[Records to process start]

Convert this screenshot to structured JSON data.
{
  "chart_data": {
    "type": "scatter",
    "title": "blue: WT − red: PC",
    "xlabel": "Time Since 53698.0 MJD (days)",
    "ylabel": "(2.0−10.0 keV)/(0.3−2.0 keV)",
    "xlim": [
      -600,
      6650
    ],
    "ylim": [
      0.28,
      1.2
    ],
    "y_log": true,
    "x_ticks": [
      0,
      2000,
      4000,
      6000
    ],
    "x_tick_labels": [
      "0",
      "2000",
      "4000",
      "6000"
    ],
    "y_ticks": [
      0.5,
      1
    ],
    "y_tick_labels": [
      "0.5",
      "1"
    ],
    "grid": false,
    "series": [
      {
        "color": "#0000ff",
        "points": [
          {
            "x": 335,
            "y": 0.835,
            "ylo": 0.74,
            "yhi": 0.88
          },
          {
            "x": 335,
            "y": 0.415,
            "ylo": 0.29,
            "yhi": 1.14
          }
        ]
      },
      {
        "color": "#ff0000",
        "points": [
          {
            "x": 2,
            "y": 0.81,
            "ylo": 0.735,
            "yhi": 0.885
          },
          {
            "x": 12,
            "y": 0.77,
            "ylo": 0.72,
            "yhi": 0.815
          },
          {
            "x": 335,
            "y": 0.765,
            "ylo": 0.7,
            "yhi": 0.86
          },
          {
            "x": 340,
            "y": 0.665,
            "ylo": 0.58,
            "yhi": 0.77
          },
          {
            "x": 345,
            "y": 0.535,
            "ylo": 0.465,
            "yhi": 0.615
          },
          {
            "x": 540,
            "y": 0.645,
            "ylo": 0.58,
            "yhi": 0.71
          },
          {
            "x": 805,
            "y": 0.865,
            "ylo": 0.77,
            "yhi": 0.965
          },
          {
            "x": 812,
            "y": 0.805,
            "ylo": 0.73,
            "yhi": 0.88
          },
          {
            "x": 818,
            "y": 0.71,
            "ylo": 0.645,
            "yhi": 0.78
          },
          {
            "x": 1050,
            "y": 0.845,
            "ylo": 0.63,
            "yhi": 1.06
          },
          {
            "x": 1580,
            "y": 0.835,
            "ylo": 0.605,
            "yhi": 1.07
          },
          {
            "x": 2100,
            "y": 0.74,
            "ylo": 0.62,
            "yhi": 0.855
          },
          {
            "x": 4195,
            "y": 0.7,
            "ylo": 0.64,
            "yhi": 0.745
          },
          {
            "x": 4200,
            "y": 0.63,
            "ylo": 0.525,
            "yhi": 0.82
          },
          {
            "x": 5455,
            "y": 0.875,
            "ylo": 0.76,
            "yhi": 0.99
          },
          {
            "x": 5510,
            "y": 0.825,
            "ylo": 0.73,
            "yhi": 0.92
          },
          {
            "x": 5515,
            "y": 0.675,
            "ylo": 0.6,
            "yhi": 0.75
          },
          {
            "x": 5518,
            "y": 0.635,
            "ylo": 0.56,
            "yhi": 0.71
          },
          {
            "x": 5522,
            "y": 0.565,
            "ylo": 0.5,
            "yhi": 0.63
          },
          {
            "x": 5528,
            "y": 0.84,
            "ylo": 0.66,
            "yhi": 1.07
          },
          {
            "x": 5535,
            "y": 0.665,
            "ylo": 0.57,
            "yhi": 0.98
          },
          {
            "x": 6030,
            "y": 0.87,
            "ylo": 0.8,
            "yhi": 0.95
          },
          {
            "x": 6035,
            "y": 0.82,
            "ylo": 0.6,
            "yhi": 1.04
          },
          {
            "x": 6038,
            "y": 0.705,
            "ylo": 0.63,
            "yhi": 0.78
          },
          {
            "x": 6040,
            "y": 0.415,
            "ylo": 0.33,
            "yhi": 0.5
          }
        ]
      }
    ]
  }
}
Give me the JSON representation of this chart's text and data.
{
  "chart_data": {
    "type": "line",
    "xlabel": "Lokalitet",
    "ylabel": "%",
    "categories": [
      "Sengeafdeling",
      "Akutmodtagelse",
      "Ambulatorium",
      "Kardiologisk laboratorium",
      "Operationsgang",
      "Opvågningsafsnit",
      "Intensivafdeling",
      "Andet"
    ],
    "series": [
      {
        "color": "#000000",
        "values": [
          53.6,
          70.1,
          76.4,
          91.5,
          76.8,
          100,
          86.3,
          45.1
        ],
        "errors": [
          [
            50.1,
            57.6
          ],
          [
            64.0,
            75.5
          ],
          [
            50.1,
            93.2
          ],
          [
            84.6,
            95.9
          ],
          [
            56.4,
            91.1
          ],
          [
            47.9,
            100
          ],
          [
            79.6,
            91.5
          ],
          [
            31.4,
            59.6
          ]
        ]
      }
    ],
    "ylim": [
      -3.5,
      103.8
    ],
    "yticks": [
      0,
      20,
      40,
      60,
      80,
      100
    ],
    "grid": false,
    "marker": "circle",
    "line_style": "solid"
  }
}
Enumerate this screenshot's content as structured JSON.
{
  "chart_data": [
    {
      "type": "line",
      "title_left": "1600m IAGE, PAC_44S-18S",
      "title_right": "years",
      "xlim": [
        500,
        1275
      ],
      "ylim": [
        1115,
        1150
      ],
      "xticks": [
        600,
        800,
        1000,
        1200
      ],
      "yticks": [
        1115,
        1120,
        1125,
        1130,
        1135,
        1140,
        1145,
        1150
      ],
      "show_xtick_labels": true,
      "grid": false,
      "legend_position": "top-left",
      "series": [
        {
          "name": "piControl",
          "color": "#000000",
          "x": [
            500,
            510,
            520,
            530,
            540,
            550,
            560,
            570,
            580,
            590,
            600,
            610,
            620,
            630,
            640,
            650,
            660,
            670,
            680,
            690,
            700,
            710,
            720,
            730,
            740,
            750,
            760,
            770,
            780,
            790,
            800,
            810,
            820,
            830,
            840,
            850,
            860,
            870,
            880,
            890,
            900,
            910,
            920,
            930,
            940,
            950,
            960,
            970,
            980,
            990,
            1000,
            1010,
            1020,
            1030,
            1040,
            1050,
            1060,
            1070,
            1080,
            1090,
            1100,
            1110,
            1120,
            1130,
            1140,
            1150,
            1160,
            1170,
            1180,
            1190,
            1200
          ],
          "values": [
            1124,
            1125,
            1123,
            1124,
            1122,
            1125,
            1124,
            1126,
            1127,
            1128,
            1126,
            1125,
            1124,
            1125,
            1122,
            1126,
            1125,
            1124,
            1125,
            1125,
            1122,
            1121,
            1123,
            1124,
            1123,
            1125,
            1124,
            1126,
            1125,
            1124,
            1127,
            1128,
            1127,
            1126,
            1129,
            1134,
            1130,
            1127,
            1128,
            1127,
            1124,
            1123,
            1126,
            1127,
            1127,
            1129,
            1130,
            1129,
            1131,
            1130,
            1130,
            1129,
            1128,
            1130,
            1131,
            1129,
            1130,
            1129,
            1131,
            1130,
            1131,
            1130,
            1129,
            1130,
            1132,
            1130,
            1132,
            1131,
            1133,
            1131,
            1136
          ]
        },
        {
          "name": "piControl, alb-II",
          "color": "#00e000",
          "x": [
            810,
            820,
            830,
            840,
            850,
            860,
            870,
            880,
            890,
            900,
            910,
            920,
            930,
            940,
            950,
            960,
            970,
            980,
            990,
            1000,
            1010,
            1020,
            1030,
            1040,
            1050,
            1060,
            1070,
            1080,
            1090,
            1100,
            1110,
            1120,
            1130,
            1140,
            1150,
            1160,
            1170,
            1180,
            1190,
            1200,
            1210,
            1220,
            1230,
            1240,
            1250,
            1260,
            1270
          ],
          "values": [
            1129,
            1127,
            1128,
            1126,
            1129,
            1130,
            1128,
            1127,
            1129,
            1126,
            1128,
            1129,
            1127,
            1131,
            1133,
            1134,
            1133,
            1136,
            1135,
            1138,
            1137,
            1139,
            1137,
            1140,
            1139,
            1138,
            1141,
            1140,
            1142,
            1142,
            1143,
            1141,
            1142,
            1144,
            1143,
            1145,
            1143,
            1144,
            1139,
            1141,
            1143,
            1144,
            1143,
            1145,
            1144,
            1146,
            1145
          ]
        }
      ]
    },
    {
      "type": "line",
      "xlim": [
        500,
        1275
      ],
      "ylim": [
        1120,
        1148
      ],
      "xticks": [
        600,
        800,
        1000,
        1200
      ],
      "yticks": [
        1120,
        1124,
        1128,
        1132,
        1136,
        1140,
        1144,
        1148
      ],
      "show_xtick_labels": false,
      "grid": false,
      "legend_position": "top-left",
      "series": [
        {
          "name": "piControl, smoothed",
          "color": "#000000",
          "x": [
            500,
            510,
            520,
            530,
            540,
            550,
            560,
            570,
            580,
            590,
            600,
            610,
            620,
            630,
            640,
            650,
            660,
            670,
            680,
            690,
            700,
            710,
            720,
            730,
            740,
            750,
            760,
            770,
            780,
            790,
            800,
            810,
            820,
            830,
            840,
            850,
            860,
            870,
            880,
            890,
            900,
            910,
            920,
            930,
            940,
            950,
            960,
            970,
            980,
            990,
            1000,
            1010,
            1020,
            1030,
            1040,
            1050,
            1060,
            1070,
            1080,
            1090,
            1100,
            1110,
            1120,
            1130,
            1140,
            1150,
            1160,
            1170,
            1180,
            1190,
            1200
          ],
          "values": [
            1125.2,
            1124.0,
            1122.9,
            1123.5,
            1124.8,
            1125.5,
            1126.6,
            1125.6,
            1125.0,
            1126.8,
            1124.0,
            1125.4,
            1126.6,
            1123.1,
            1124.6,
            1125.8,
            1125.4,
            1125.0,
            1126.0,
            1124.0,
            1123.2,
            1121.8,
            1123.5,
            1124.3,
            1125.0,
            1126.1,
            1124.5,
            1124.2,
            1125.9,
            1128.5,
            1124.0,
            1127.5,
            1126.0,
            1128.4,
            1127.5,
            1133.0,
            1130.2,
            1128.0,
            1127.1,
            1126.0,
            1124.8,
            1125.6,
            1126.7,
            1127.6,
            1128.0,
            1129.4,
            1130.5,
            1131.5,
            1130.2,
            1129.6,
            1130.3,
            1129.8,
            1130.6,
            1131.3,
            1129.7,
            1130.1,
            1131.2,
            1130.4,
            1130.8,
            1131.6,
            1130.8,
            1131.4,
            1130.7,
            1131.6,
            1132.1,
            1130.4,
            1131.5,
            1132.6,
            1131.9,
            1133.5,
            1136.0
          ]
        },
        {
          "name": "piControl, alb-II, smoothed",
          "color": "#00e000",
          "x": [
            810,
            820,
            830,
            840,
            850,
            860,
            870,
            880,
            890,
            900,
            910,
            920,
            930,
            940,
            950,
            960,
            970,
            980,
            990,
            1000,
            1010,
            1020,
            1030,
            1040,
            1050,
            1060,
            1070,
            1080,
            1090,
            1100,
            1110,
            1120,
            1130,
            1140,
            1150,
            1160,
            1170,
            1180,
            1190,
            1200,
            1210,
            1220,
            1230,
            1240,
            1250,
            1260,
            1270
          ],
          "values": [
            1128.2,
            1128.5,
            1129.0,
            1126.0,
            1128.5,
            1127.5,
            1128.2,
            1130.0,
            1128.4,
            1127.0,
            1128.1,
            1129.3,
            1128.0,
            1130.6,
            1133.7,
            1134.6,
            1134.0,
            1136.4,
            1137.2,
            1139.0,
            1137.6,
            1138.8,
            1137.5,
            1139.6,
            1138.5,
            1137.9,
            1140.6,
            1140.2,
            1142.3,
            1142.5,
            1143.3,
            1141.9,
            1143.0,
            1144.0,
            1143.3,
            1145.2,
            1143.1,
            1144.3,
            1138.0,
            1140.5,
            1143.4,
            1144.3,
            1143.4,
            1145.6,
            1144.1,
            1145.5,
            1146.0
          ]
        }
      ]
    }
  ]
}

[Records to process end]

* _Do this_
Find the lines above that include the string "structured" and copy them.

* _Exercise result_
Convert this screenshot to structured JSON data.
Enumerate this screenshot's content as structured JSON.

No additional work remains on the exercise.